* Text passage:
I have an array of uint64_t[4], and I need to generate a mask, such that the array, if it were a 256-bit integer, equals (1 << w) - 1, where w goes from 1 to 256.
The best thing I have come up with is branchless, but it takes MANY instructions. It is in Zig because Clang doesn't seem to expose llvm's saturating subtraction. http://localhost:10240/z/g8h1rV
Is there a better way to do this?
var mask: [4]u64 = undefined;
for (mask) |_, i|
mask[i] = 0xffffffffffffffff;
mask[3] ^= ((u64(1) << @intCast(u6, (inner % 64) + 1)) - 1) << @intCast(u6, 64 - (inner % 64));
mask[2] ^= ((u64(1) << @intCast(u6, (@satSub(u32, inner, 64) % 64) + 1)) - 1) << @intCast(u6, 64 - (inner % 64));
mask[1] ^= ((u64(1) << @intCast(u6, (@satSub(u32, inner, 128) % 64) + 1)) - 1) << @intCast(u6, 64 - (inner % 64));
mask[0] ^= ((u64(1) << @intCast(u6, (@satSub(u32, inner, 192) % 64) + 1)) - 1) << @intCast(u6, 64 - (inner % 64));
Are you targeting x86-64 with AVX2 for 256-bit vectors? I thought that was an interesting case to answer for.
If so, you can do this in a few instructions using saturating subtraction and a variable count shift.
x86 SIMD shifts like vpsrlvq
saturate the shift count, shifting all the bits out when the count is >= element width. Unlike integer shifts the shift count is masked (and thus wraps around).
For the lowest u64
element, starting with all-ones we need to leave it unmodified for bitpos
>= 64. Or for smaller bit positions, right-shift it by 64-bitpos
. Unsigned saturating subtraction looks like the way to go here, as you observed, to create a shift count of 0 for larger bitpos. But x86 only has SIMD saturating subtraction, and only for byte or word elements. But if we don't care about bitpos > 256, that's fine we can use 16-bit elements at the bottom of each u64, and let a 0-0
happen in the rest of the u64
.

* Supplied data:
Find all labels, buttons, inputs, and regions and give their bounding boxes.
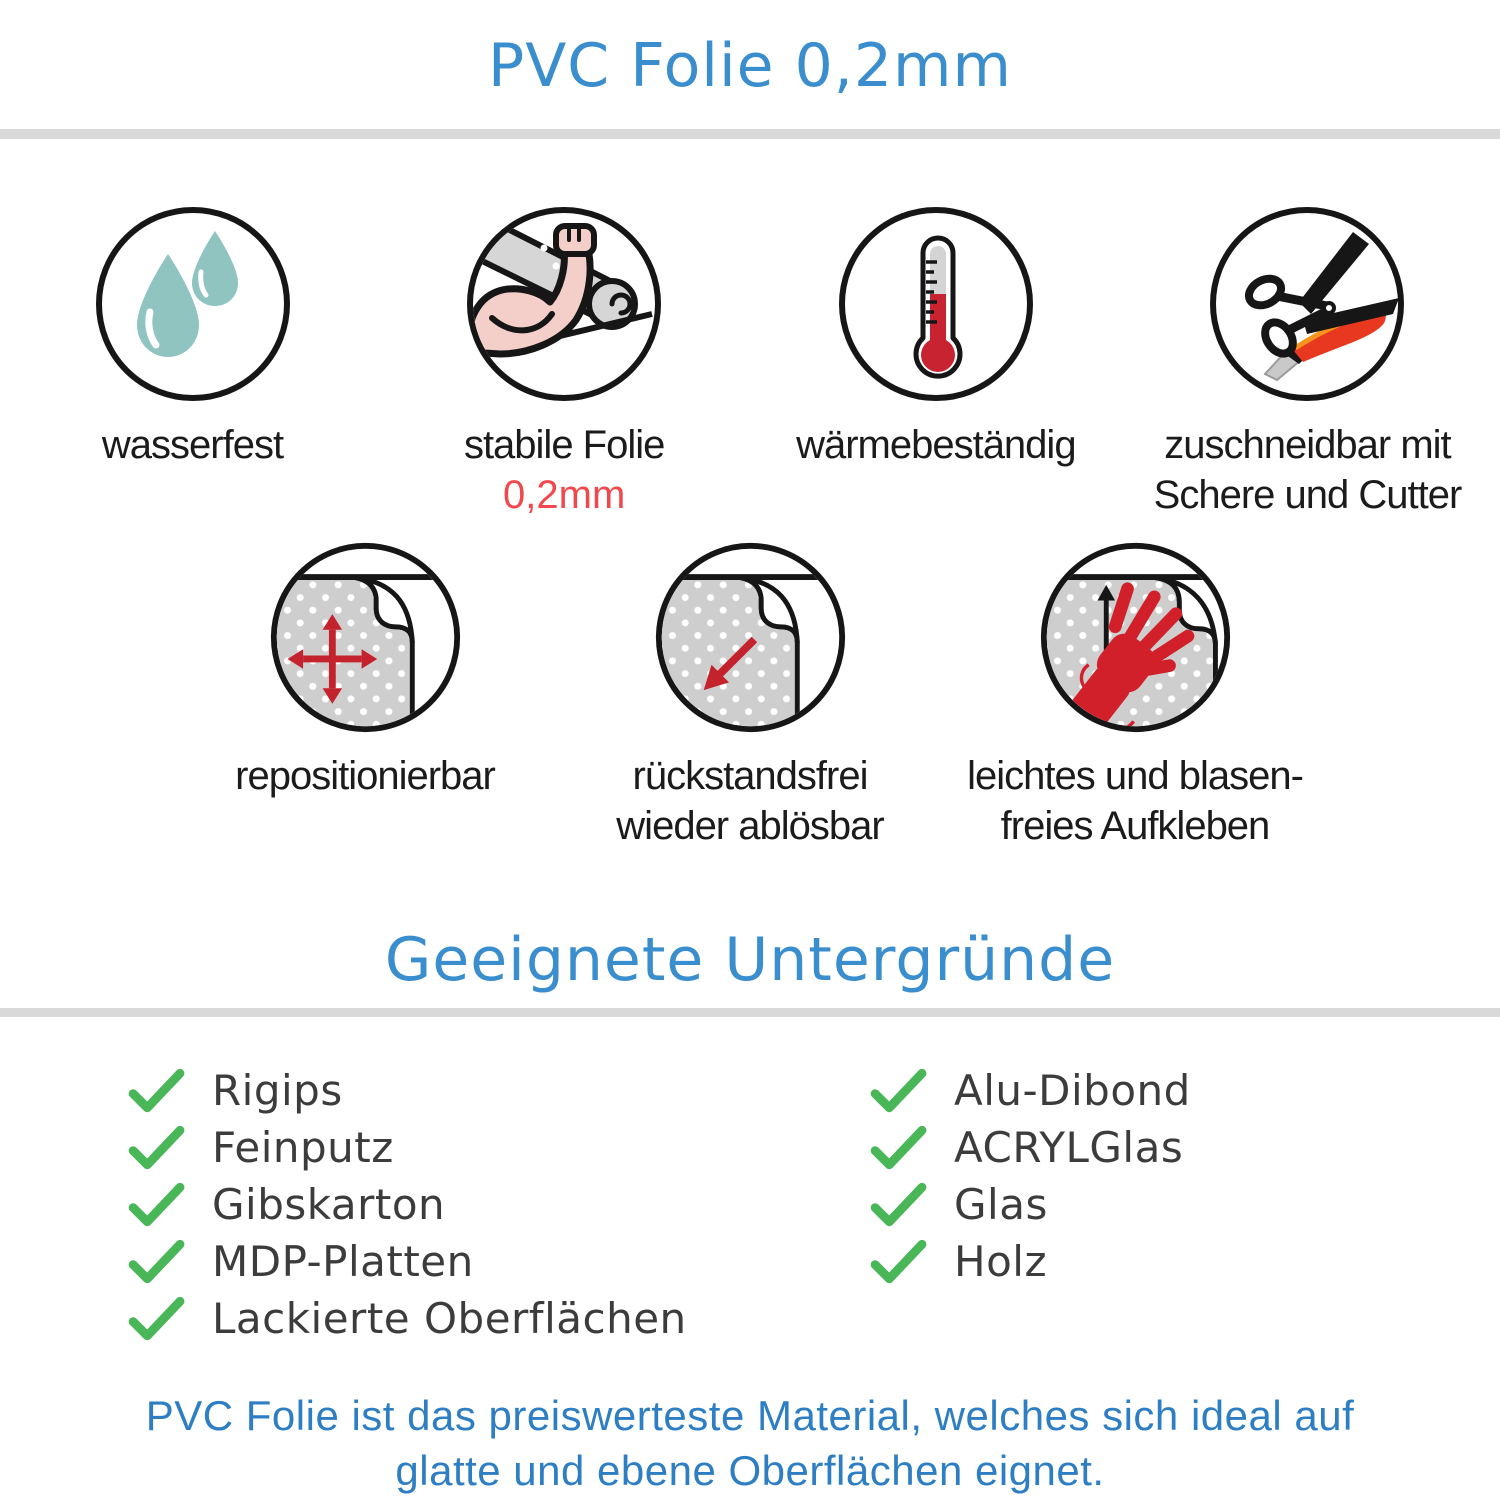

* Problem description:
Resume the 256-bit mask discussion from the point where it stops.

* Task output:
Your code looks pretty overcomplicated, creating (1<<n) - 1
and XORing. I think it's a lot easier to just use a variable-count shift on the 0xFFFF...FF
elements directly.
I don't know Zig, so do whatever you have to to get it to emit asm like this. Hopefully this is useful because you tagged this assembly; should be easy to translate to intrinsics for C, or Zig if it has them.
default rel
section .rodata
shift_offsets: dw 64, 128, 192, 256 ; 16-bit elements, to be loaded with zero-extension to 64
section .text
pos_to_mask256:
vpmovzxwq ymm2, [shift_offsets] ; _mm256_set1_epi64x(256, 192, 128, 64)
vpcmpeqd ymm1, ymm1,ymm1 ; ymm1 = all-ones
; set up vector constants, can be hoisted
vmovd xmm0, edi
vpbroadcastq ymm0, xmm0 ; ymm0 = _mm256_set1_epi64(bitpos)
vpsubusw ymm0, ymm2, ymm0 ; ymm0 = {256,192,128,64}-bitpos with unsigned saturation
vpsrlvq ymm0, ymm1, ymm0 ; mask[i] >>= count, where counts >= 64 create 0s.
ret
If the input integer starts in memory, you can of course efficiently broadcast-load it into a ymm register directly.
The shift-offsets vector can of course be hoisted out of a loop, as can the all-ones.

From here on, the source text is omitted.